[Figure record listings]

╔══

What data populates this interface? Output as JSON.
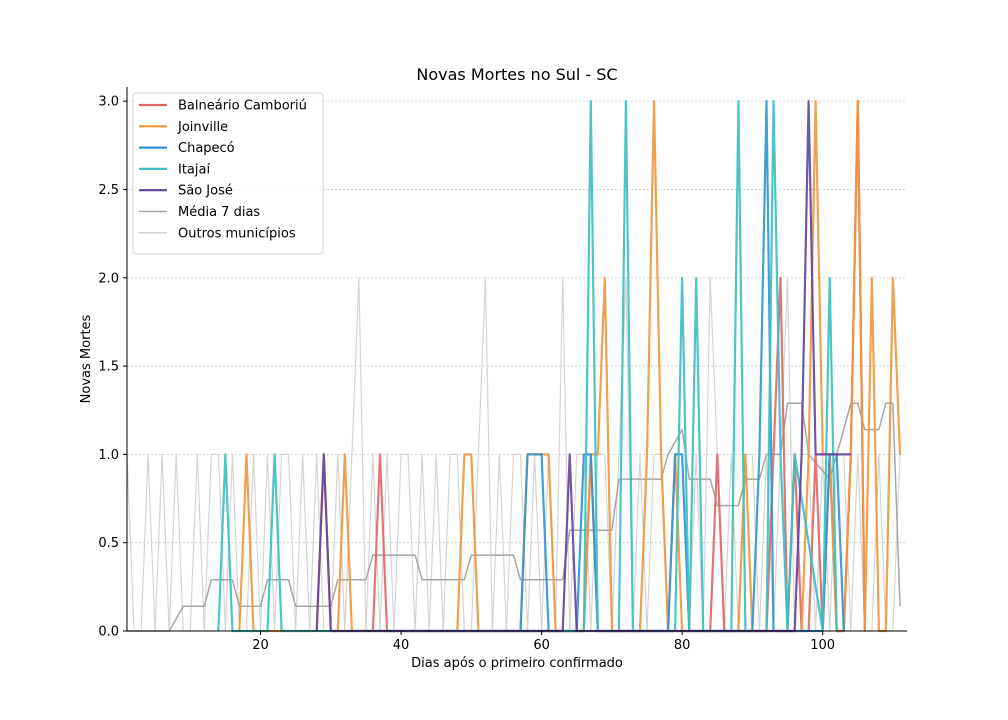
{
  "chart_data": {
    "type": "line",
    "title": "Novas Mortes no Sul - SC",
    "xlabel": "Dias após o primeiro confirmado",
    "ylabel": "Novas Mortes",
    "xlim": [
      1,
      112
    ],
    "ylim": [
      0,
      3.08
    ],
    "xticks": [
      20,
      40,
      60,
      80,
      100
    ],
    "yticks": [
      0.0,
      0.5,
      1.0,
      1.5,
      2.0,
      2.5,
      3.0
    ],
    "ytick_labels": [
      "0.0",
      "0.5",
      "1.0",
      "1.5",
      "2.0",
      "2.5",
      "3.0"
    ],
    "grid": "horizontal",
    "legend_position": "upper-left",
    "series": [
      {
        "name": "Balneário Camboriú",
        "color": "#e06666",
        "x": [
          36,
          37,
          38,
          66,
          67,
          68,
          84,
          85,
          86,
          92,
          93,
          94,
          95,
          96,
          97,
          98,
          99,
          100,
          101,
          102,
          103,
          104,
          105,
          106
        ],
        "values": [
          0,
          1,
          0,
          0,
          1,
          0,
          0,
          1,
          0,
          0,
          1,
          2,
          0,
          1,
          0,
          0,
          1,
          0,
          1,
          0,
          0,
          1,
          3,
          0
        ]
      },
      {
        "name": "Joinville",
        "color": "#f0963c",
        "x": [
          17,
          18,
          19,
          28,
          29,
          30,
          31,
          32,
          33,
          34,
          48,
          49,
          50,
          51,
          52,
          57,
          58,
          59,
          60,
          61,
          62,
          66,
          67,
          68,
          69,
          70,
          71,
          74,
          75,
          76,
          77,
          78,
          79,
          80,
          88,
          89,
          90,
          97,
          98,
          99,
          100,
          101,
          102,
          103,
          104,
          105,
          106,
          107,
          108,
          109,
          110,
          111
        ],
        "values": [
          0,
          1,
          0,
          0,
          1,
          0,
          0,
          1,
          0,
          0,
          0,
          1,
          1,
          0,
          0,
          0,
          1,
          1,
          1,
          1,
          0,
          0,
          1,
          1,
          2,
          0,
          0,
          0,
          1,
          3,
          1,
          0,
          1,
          0,
          0,
          1,
          0,
          0,
          1,
          3,
          1,
          1,
          0,
          0,
          1,
          3,
          0,
          2,
          0,
          0,
          2,
          1
        ]
      },
      {
        "name": "Chapecó",
        "color": "#2f95d6",
        "x": [
          57,
          58,
          59,
          60,
          61,
          65,
          66,
          67,
          68,
          69,
          78,
          79,
          80,
          81,
          90,
          91,
          92,
          93,
          100,
          101,
          102,
          103
        ],
        "values": [
          0,
          1,
          1,
          1,
          0,
          0,
          1,
          1,
          0,
          0,
          0,
          1,
          1,
          0,
          0,
          1,
          3,
          0,
          0,
          1,
          1,
          0
        ]
      },
      {
        "name": "Itajaí",
        "color": "#3bbfbf",
        "x": [
          14,
          15,
          16,
          21,
          22,
          23,
          66,
          67,
          68,
          71,
          72,
          73,
          79,
          80,
          81,
          82,
          83,
          87,
          88,
          89,
          92,
          93,
          94,
          95,
          96,
          100,
          101,
          102
        ],
        "values": [
          0,
          1,
          0,
          0,
          1,
          0,
          0,
          3,
          0,
          0,
          3,
          0,
          0,
          2,
          0,
          2,
          0,
          0,
          3,
          0,
          0,
          3,
          1,
          0,
          1,
          0,
          2,
          0
        ]
      },
      {
        "name": "São José",
        "color": "#63449b",
        "x": [
          28,
          29,
          30,
          63,
          64,
          65,
          96,
          97,
          98,
          99,
          100,
          101,
          102,
          103,
          104
        ],
        "values": [
          0,
          1,
          0,
          0,
          1,
          0,
          0,
          1,
          3,
          1,
          1,
          1,
          1,
          1,
          1
        ]
      },
      {
        "name": "Média 7 dias",
        "color": "#a6a6a6",
        "x": [
          1,
          7,
          9,
          12,
          13,
          16,
          17,
          20,
          21,
          24,
          25,
          30,
          31,
          35,
          36,
          42,
          43,
          49,
          50,
          56,
          57,
          63,
          64,
          70,
          71,
          77,
          78,
          80,
          81,
          84,
          85,
          88,
          89,
          91,
          92,
          94,
          95,
          97,
          98,
          101,
          102,
          103,
          104,
          105,
          106,
          107,
          108,
          109,
          110,
          111
        ],
        "values": [
          0,
          0,
          0.14,
          0.14,
          0.29,
          0.29,
          0.14,
          0.14,
          0.29,
          0.29,
          0.14,
          0.14,
          0.29,
          0.29,
          0.43,
          0.43,
          0.29,
          0.29,
          0.43,
          0.43,
          0.29,
          0.29,
          0.57,
          0.57,
          0.86,
          0.86,
          1.0,
          1.14,
          0.86,
          0.86,
          0.71,
          0.71,
          0.86,
          0.86,
          1.0,
          1.0,
          1.29,
          1.29,
          1.0,
          0.86,
          1.0,
          1.14,
          1.29,
          1.29,
          1.14,
          1.14,
          1.14,
          1.29,
          1.29,
          0.14
        ]
      },
      {
        "name": "Outros municípios",
        "color": "#d4d4d4",
        "x": [
          1,
          2,
          3,
          4,
          5,
          6,
          7,
          8,
          9,
          10,
          11,
          12,
          13,
          14,
          15,
          16,
          17,
          18,
          19,
          20,
          21,
          22,
          23,
          24,
          25,
          26,
          27,
          28,
          29,
          30,
          31,
          32,
          33,
          34,
          35,
          36,
          37,
          38,
          39,
          40,
          41,
          42,
          43,
          44,
          45,
          46,
          47,
          48,
          49,
          50,
          51,
          52,
          53,
          54,
          55,
          56,
          57,
          58,
          59,
          60,
          61,
          62,
          63,
          64,
          65,
          66,
          67,
          68,
          69,
          70,
          71,
          72,
          73,
          74,
          75,
          76,
          77,
          78,
          79,
          80,
          81,
          82,
          83,
          84,
          85,
          86,
          87,
          88,
          89,
          90,
          91,
          92,
          93,
          94,
          95,
          96,
          97,
          98,
          99,
          100,
          101,
          102,
          103,
          104,
          105,
          106,
          107,
          108,
          109,
          110,
          111
        ],
        "values": [
          1,
          0,
          0,
          1,
          0,
          1,
          0,
          1,
          0,
          0,
          1,
          0,
          1,
          1,
          0,
          1,
          0,
          0,
          1,
          0,
          1,
          0,
          1,
          1,
          0,
          1,
          0,
          1,
          0,
          0,
          1,
          0,
          1,
          2,
          0,
          1,
          0,
          1,
          0,
          1,
          1,
          0,
          1,
          0,
          1,
          0,
          1,
          1,
          0,
          0,
          1,
          2,
          0,
          1,
          0,
          1,
          1,
          0,
          1,
          0,
          1,
          0,
          2,
          0,
          1,
          1,
          0,
          1,
          1,
          0,
          1,
          2,
          0,
          1,
          0,
          1,
          1,
          0,
          1,
          1,
          0,
          1,
          0,
          2,
          1,
          0,
          1,
          0,
          1,
          1,
          0,
          1,
          0,
          1,
          2,
          0,
          1,
          1,
          0,
          1,
          0,
          1,
          1,
          0,
          1,
          0,
          0,
          1,
          0,
          0,
          1
        ]
      }
    ]
  }
}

╚══

▸ WRITTEN REQUEST: In the entries above, find every line with the word "Novas" and list it.

▸ WORKED ANSWER:
    "title": "Novas Mortes no Sul - SC",
    "ylabel": "Novas Mortes",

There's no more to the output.